=== What the exercise asks ===
Write the listing below out again exactly, dropping the images.

Dataset rows
┏━━
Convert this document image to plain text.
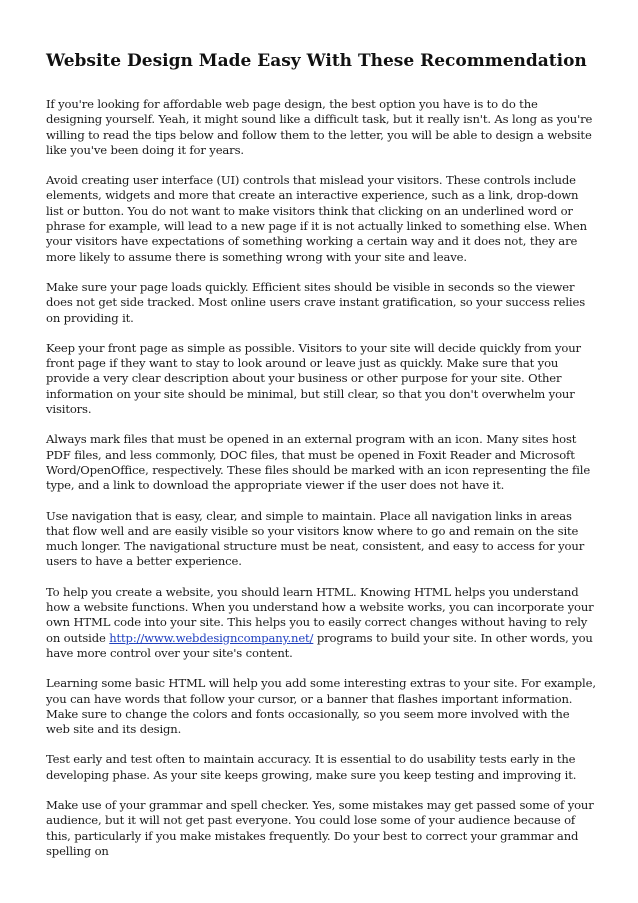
Website Design Made Easy With These Recommendation

If you're looking for affordable web page design, the best option you have is to do the designing yourself. Yeah, it might sound like a difficult task, but it really isn't. As long as you're willing to read the tips below and follow them to the letter, you will be able to design a website like you've been doing it for years.

Avoid creating user interface (UI) controls that mislead your visitors. These controls include elements, widgets and more that create an interactive experience, such as a link, drop-down list or button. You do not want to make visitors think that clicking on an underlined word or phrase for example, will lead to a new page if it is not actually linked to something else. When your visitors have expectations of something working a certain way and it does not, they are more likely to assume there is something wrong with your site and leave.

Make sure your page loads quickly. Efficient sites should be visible in seconds so the viewer does not get side tracked. Most online users crave instant gratification, so your success relies on providing it.

Keep your front page as simple as possible. Visitors to your site will decide quickly from your front page if they want to stay to look around or leave just as quickly. Make sure that you provide a very clear description about your business or other purpose for your site. Other information on your site should be minimal, but still clear, so that you don't overwhelm your visitors.

Always mark files that must be opened in an external program with an icon. Many sites host PDF files, and less commonly, DOC files, that must be opened in Foxit Reader and Microsoft Word/OpenOffice, respectively. These files should be marked with an icon representing the file type, and a link to download the appropriate viewer if the user does not have it.

Use navigation that is easy, clear, and simple to maintain. Place all navigation links in areas that flow well and are easily visible so your visitors know where to go and remain on the site much longer. The navigational structure must be neat, consistent, and easy to access for your users to have a better experience.

To help you create a website, you should learn HTML. Knowing HTML helps you understand how a website functions. When you understand how a website works, you can incorporate your own HTML code into your site. This helps you to easily correct changes without having to rely on outside http://www.webdesigncompany.net/ programs to build your site. In other words, you have more control over your site's content.

Learning some basic HTML will help you add some interesting extras to your site. For example, you can have words that follow your cursor, or a banner that flashes important information. Make sure to change the colors and fonts occasionally, so you seem more involved with the web site and its design.

Test early and test often to maintain accuracy. It is essential to do usability tests early in the developing phase. As your site keeps growing, make sure you keep testing and improving it.

Make use of your grammar and spell checker. Yes, some mistakes may get passed some of your audience, but it will not get past everyone. You could lose some of your audience because of this, particularly if you make mistakes frequently. Do your best to correct your grammar and spelling on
┗━━
=== Solution for this problem ===
Convert this document image to plain text.
Website Design Made Easy With These Recommendation

If you're looking for affordable web page design, the best option you have is to do the designing yourself. Yeah, it might sound like a difficult task, but it really isn't. As long as you're willing to read the tips below and follow them to the letter, you will be able to design a website like you've been doing it for years.

Avoid creating user interface (UI) controls that mislead your visitors. These controls include elements, widgets and more that create an interactive experience, such as a link, drop-down list or button. You do not want to make visitors think that clicking on an underlined word or phrase for example, will lead to a new page if it is not actually linked to something else. When your visitors have expectations of something working a certain way and it does not, they are more likely to assume there is something wrong with your site and leave.

Make sure your page loads quickly. Efficient sites should be visible in seconds so the viewer does not get side tracked. Most online users crave instant gratification, so your success relies on providing it.

Keep your front page as simple as possible. Visitors to your site will decide quickly from your front page if they want to stay to look around or leave just as quickly. Make sure that you provide a very clear description about your business or other purpose for your site. Other information on your site should be minimal, but still clear, so that you don't overwhelm your visitors.

Always mark files that must be opened in an external program with an icon. Many sites host PDF files, and less commonly, DOC files, that must be opened in Foxit Reader and Microsoft Word/OpenOffice, respectively. These files should be marked with an icon representing the file type, and a link to download the appropriate viewer if the user does not have it.

Use navigation that is easy, clear, and simple to maintain. Place all navigation links in areas that flow well and are easily visible so your visitors know where to go and remain on the site much longer. The navigational structure must be neat, consistent, and easy to access for your users to have a better experience.

To help you create a website, you should learn HTML. Knowing HTML helps you understand how a website functions. When you understand how a website works, you can incorporate your own HTML code into your site. This helps you to easily correct changes without having to rely on outside http://www.webdesigncompany.net/ programs to build your site. In other words, you have more control over your site's content.

Learning some basic HTML will help you add some interesting extras to your site. For example, you can have words that follow your cursor, or a banner that flashes important information. Make sure to change the colors and fonts occasionally, so you seem more involved with the web site and its design.

Test early and test often to maintain accuracy. It is essential to do usability tests early in the developing phase. As your site keeps growing, make sure you keep testing and improving it.

Make use of your grammar and spell checker. Yes, some mistakes may get passed some of your audience, but it will not get past everyone. You could lose some of your audience because of this, particularly if you make mistakes frequently. Do your best to correct your grammar and spelling on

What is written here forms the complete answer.